### WHAT THIS TASK INVOLVES
Repeat every entry in the listing below, exactly.

### DATA
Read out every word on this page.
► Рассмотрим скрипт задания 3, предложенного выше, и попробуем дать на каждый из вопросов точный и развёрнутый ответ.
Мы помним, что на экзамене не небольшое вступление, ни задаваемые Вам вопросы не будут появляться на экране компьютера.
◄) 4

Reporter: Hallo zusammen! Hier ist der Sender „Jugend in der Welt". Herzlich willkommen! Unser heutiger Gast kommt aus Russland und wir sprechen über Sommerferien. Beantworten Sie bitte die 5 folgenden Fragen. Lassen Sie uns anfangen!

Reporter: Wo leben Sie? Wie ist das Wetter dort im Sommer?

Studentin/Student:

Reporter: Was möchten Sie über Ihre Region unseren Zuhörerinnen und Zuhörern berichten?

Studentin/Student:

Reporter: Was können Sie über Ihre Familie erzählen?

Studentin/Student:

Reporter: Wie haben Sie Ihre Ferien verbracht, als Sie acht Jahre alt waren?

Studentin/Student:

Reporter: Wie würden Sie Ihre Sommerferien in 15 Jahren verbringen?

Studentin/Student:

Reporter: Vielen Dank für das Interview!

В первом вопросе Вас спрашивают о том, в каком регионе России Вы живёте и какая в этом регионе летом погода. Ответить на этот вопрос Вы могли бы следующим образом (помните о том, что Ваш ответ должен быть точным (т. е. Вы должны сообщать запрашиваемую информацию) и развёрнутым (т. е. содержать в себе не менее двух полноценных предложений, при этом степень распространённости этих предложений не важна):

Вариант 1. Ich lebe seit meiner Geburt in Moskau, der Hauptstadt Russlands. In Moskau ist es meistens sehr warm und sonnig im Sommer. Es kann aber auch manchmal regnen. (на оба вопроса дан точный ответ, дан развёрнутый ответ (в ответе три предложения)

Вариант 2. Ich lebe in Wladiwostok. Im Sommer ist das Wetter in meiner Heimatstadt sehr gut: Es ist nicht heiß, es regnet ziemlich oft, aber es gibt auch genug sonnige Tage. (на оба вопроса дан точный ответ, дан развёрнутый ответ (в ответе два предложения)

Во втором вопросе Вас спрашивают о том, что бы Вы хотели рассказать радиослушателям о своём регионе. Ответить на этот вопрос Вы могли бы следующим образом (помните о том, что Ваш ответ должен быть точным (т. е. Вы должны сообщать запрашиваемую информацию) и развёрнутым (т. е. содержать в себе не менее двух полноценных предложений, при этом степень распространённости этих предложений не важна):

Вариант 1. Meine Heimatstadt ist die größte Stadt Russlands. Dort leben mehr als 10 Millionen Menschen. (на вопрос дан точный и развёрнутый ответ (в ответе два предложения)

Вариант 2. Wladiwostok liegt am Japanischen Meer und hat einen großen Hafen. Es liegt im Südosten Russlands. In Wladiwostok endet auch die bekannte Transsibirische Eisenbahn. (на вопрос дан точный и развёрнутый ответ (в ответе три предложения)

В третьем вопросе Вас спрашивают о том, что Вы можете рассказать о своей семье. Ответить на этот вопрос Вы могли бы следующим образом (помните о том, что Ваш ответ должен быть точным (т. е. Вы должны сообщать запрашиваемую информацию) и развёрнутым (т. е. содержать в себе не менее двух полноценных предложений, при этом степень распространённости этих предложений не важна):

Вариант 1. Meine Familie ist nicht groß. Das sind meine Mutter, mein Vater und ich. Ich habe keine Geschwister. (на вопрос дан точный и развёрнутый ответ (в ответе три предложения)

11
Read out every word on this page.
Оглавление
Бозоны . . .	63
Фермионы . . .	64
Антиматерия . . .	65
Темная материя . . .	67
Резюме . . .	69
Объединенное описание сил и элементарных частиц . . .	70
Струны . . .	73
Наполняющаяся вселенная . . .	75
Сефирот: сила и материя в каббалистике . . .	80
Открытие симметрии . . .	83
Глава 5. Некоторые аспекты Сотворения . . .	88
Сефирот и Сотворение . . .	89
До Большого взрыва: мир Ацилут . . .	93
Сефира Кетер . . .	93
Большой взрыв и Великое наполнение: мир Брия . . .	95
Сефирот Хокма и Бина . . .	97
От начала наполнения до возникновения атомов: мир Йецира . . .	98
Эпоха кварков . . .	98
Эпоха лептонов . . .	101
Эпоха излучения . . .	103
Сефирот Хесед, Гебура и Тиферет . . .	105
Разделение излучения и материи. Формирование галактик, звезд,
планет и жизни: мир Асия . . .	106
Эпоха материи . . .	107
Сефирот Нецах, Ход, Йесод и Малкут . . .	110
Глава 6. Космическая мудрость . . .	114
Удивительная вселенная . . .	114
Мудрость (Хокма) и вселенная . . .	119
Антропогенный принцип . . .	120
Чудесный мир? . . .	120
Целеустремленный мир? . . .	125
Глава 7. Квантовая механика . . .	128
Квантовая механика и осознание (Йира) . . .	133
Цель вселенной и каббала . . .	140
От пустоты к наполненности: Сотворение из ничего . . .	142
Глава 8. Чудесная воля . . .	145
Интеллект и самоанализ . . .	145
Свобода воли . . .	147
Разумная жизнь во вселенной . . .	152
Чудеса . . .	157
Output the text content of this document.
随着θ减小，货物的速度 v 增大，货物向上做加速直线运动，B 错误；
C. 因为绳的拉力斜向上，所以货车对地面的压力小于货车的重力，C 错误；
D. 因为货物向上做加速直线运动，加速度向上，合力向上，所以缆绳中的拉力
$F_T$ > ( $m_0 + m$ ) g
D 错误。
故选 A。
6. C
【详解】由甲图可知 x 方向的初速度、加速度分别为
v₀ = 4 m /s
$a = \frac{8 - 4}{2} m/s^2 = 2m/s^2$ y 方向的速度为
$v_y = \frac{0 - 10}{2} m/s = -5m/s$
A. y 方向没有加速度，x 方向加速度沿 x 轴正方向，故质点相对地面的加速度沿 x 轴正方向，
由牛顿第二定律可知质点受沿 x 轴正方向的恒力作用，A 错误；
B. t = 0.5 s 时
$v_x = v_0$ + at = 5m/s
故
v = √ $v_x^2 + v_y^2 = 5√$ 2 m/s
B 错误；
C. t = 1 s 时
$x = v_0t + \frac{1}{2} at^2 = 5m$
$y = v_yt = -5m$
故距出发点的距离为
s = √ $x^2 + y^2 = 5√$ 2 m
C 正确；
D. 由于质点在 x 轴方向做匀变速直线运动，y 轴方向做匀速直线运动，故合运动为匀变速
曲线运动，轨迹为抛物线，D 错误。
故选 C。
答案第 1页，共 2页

### COMPLETE ANSWER
Read out every word on this page.
► Рассмотрим скрипт задания 3, предложенного выше, и попробуем дать на каждый из вопросов точный и развёрнутый ответ.
Мы помним, что на экзамене не небольшое вступление, ни задаваемые Вам вопросы не будут появляться на экране компьютера.
◄) 4

Reporter: Hallo zusammen! Hier ist der Sender „Jugend in der Welt". Herzlich willkommen! Unser heutiger Gast kommt aus Russland und wir sprechen über Sommerferien. Beantworten Sie bitte die 5 folgenden Fragen. Lassen Sie uns anfangen!

Reporter: Wo leben Sie? Wie ist das Wetter dort im Sommer?

Studentin/Student:

Reporter: Was möchten Sie über Ihre Region unseren Zuhörerinnen und Zuhörern berichten?

Studentin/Student:

Reporter: Was können Sie über Ihre Familie erzählen?

Studentin/Student:

Reporter: Wie haben Sie Ihre Ferien verbracht, als Sie acht Jahre alt waren?

Studentin/Student:

Reporter: Wie würden Sie Ihre Sommerferien in 15 Jahren verbringen?

Studentin/Student:

Reporter: Vielen Dank für das Interview!

В первом вопросе Вас спрашивают о том, в каком регионе России Вы живёте и какая в этом регионе летом погода. Ответить на этот вопрос Вы могли бы следующим образом (помните о том, что Ваш ответ должен быть точным (т. е. Вы должны сообщать запрашиваемую информацию) и развёрнутым (т. е. содержать в себе не менее двух полноценных предложений, при этом степень распространённости этих предложений не важна):

Вариант 1. Ich lebe seit meiner Geburt in Moskau, der Hauptstadt Russlands. In Moskau ist es meistens sehr warm und sonnig im Sommer. Es kann aber auch manchmal regnen. (на оба вопроса дан точный ответ, дан развёрнутый ответ (в ответе три предложения)

Вариант 2. Ich lebe in Wladiwostok. Im Sommer ist das Wetter in meiner Heimatstadt sehr gut: Es ist nicht heiß, es regnet ziemlich oft, aber es gibt auch genug sonnige Tage. (на оба вопроса дан точный ответ, дан развёрнутый ответ (в ответе два предложения)

Во втором вопросе Вас спрашивают о том, что бы Вы хотели рассказать радиослушателям о своём регионе. Ответить на этот вопрос Вы могли бы следующим образом (помните о том, что Ваш ответ должен быть точным (т. е. Вы должны сообщать запрашиваемую информацию) и развёрнутым (т. е. содержать в себе не менее двух полноценных предложений, при этом степень распространённости этих предложений не важна):

Вариант 1. Meine Heimatstadt ist die größte Stadt Russlands. Dort leben mehr als 10 Millionen Menschen. (на вопрос дан точный и развёрнутый ответ (в ответе два предложения)

Вариант 2. Wladiwostok liegt am Japanischen Meer und hat einen großen Hafen. Es liegt im Südosten Russlands. In Wladiwostok endet auch die bekannte Transsibirische Eisenbahn. (на вопрос дан точный и развёрнутый ответ (в ответе три предложения)

В третьем вопросе Вас спрашивают о том, что Вы можете рассказать о своей семье. Ответить на этот вопрос Вы могли бы следующим образом (помните о том, что Ваш ответ должен быть точным (т. е. Вы должны сообщать запрашиваемую информацию) и развёрнутым (т. е. содержать в себе не менее двух полноценных предложений, при этом степень распространённости этих предложений не важна):

Вариант 1. Meine Familie ist nicht groß. Das sind meine Mutter, mein Vater und ich. Ich habe keine Geschwister. (на вопрос дан точный и развёрнутый ответ (в ответе три предложения)

11
Read out every word on this page.
Оглавление
Бозоны . . .	63
Фермионы . . .	64
Антиматерия . . .	65
Темная материя . . .	67
Резюме . . .	69
Объединенное описание сил и элементарных частиц . . .	70
Струны . . .	73
Наполняющаяся вселенная . . .	75
Сефирот: сила и материя в каббалистике . . .	80
Открытие симметрии . . .	83
Глава 5. Некоторые аспекты Сотворения . . .	88
Сефирот и Сотворение . . .	89
До Большого взрыва: мир Ацилут . . .	93
Сефира Кетер . . .	93
Большой взрыв и Великое наполнение: мир Брия . . .	95
Сефирот Хокма и Бина . . .	97
От начала наполнения до возникновения атомов: мир Йецира . . .	98
Эпоха кварков . . .	98
Эпоха лептонов . . .	101
Эпоха излучения . . .	103
Сефирот Хесед, Гебура и Тиферет . . .	105
Разделение излучения и материи. Формирование галактик, звезд,
планет и жизни: мир Асия . . .	106
Эпоха материи . . .	107
Сефирот Нецах, Ход, Йесод и Малкут . . .	110
Глава 6. Космическая мудрость . . .	114
Удивительная вселенная . . .	114
Мудрость (Хокма) и вселенная . . .	119
Антропогенный принцип . . .	120
Чудесный мир? . . .	120
Целеустремленный мир? . . .	125
Глава 7. Квантовая механика . . .	128
Квантовая механика и осознание (Йира) . . .	133
Цель вселенной и каббала . . .	140
От пустоты к наполненности: Сотворение из ничего . . .	142
Глава 8. Чудесная воля . . .	145
Интеллект и самоанализ . . .	145
Свобода воли . . .	147
Разумная жизнь во вселенной . . .	152
Чудеса . . .	157
Output the text content of this document.
随着θ减小，货物的速度 v 增大，货物向上做加速直线运动，B 错误；
C. 因为绳的拉力斜向上，所以货车对地面的压力小于货车的重力，C 错误；
D. 因为货物向上做加速直线运动，加速度向上，合力向上，所以缆绳中的拉力
$F_T$ > ( $m_0 + m$ ) g
D 错误。
故选 A。
6. C
【详解】由甲图可知 x 方向的初速度、加速度分别为
v₀ = 4 m /s
$a = \frac{8 - 4}{2} m/s^2 = 2m/s^2$ y 方向的速度为
$v_y = \frac{0 - 10}{2} m/s = -5m/s$
A. y 方向没有加速度，x 方向加速度沿 x 轴正方向，故质点相对地面的加速度沿 x 轴正方向，
由牛顿第二定律可知质点受沿 x 轴正方向的恒力作用，A 错误；
B. t = 0.5 s 时
$v_x = v_0$ + at = 5m/s
故
v = √ $v_x^2 + v_y^2 = 5√$ 2 m/s
B 错误；
C. t = 1 s 时
$x = v_0t + \frac{1}{2} at^2 = 5m$
$y = v_yt = -5m$
故距出发点的距离为
s = √ $x^2 + y^2 = 5√$ 2 m
C 正确；
D. 由于质点在 x 轴方向做匀变速直线运动，y 轴方向做匀速直线运动，故合运动为匀变速
曲线运动，轨迹为抛物线，D 错误。
故选 C。
答案第 1页，共 2页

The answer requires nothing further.